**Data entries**
* * * * * * * * *
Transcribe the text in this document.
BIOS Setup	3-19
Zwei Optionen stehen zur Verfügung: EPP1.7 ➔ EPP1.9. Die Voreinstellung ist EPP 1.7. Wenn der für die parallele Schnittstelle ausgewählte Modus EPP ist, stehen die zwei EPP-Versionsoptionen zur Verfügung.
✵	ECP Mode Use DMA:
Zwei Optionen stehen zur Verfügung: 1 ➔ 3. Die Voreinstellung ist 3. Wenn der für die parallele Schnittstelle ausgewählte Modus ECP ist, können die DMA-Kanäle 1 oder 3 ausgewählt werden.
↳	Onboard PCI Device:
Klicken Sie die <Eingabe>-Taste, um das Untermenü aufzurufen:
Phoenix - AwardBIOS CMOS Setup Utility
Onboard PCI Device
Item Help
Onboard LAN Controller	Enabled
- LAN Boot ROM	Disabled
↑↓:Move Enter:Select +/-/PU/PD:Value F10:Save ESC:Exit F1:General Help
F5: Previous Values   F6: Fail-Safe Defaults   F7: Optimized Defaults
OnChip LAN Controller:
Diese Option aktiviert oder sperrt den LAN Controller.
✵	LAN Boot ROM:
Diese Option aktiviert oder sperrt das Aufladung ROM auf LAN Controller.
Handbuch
* * * * * * * * *
**EXERCISE**
Reproduce the listing shown above in its entirety, exactly.

**SOLUTION TO THE PROBLEM**
Transcribe the text in this document.
BIOS Setup	3-19
Zwei Optionen stehen zur Verfügung: EPP1.7 ➔ EPP1.9. Die Voreinstellung ist EPP 1.7. Wenn der für die parallele Schnittstelle ausgewählte Modus EPP ist, stehen die zwei EPP-Versionsoptionen zur Verfügung.
✵	ECP Mode Use DMA:
Zwei Optionen stehen zur Verfügung: 1 ➔ 3. Die Voreinstellung ist 3. Wenn der für die parallele Schnittstelle ausgewählte Modus ECP ist, können die DMA-Kanäle 1 oder 3 ausgewählt werden.
↳	Onboard PCI Device:
Klicken Sie die <Eingabe>-Taste, um das Untermenü aufzurufen:
Phoenix - AwardBIOS CMOS Setup Utility
Onboard PCI Device
Item Help
Onboard LAN Controller	Enabled
- LAN Boot ROM	Disabled
↑↓:Move Enter:Select +/-/PU/PD:Value F10:Save ESC:Exit F1:General Help
F5: Previous Values   F6: Fail-Safe Defaults   F7: Optimized Defaults
OnChip LAN Controller:
Diese Option aktiviert oder sperrt den LAN Controller.
✵	LAN Boot ROM:
Diese Option aktiviert oder sperrt das Aufladung ROM auf LAN Controller.
Handbuch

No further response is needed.